RECORDS FOR THE EXERCISE
▬▬▬▬▬▬▬▬▬▬

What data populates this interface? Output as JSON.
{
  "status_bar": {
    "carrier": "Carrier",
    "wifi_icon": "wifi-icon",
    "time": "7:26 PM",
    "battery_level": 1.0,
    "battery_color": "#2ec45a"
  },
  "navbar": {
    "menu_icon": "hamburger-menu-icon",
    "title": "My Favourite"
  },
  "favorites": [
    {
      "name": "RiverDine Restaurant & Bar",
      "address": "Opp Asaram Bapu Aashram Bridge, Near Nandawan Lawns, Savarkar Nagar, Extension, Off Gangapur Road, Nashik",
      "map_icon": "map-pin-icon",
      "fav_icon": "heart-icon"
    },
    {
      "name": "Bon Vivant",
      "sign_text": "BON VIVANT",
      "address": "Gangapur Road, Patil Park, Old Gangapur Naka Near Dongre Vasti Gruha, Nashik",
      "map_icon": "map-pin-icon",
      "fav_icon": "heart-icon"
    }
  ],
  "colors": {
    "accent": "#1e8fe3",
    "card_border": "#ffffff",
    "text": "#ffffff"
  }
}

▬▬▬▬▬▬▬▬▬▬

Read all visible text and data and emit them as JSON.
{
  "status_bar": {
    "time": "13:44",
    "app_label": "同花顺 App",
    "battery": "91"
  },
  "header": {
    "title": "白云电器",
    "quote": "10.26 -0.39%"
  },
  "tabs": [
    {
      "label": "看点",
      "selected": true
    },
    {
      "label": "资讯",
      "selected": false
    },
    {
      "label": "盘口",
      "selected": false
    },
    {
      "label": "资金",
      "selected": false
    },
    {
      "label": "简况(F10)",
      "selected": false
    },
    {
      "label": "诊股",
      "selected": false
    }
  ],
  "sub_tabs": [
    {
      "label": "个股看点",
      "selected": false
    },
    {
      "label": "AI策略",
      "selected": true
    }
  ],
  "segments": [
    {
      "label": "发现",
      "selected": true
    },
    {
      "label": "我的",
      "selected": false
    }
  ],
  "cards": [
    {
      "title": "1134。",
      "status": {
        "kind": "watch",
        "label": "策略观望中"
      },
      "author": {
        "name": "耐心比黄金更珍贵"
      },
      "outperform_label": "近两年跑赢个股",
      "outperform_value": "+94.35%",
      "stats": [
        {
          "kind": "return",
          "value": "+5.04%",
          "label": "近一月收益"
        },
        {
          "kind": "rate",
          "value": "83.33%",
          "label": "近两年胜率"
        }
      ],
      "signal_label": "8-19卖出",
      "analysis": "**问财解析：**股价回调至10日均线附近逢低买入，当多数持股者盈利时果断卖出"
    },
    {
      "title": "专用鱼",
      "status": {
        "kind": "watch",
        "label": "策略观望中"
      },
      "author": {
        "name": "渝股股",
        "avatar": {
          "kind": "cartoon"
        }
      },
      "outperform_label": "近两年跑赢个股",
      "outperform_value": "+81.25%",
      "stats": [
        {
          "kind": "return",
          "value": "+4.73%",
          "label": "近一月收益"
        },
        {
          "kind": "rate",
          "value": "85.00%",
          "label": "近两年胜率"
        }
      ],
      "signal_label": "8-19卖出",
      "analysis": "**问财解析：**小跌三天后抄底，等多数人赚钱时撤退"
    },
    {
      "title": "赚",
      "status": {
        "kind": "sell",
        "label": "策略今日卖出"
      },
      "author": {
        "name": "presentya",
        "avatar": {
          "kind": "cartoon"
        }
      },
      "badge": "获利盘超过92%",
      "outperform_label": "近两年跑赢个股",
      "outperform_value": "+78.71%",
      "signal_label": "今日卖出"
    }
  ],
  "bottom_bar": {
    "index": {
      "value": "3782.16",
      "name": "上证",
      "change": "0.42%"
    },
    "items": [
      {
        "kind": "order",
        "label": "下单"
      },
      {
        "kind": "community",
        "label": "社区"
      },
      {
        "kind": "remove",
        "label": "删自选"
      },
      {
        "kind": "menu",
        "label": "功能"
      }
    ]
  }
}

▬▬▬▬▬▬▬▬▬▬

THE REQUEST
From the listing, tally every line with the word "Gangapur" in it and give only the tally.

FINISHED ANSWER
2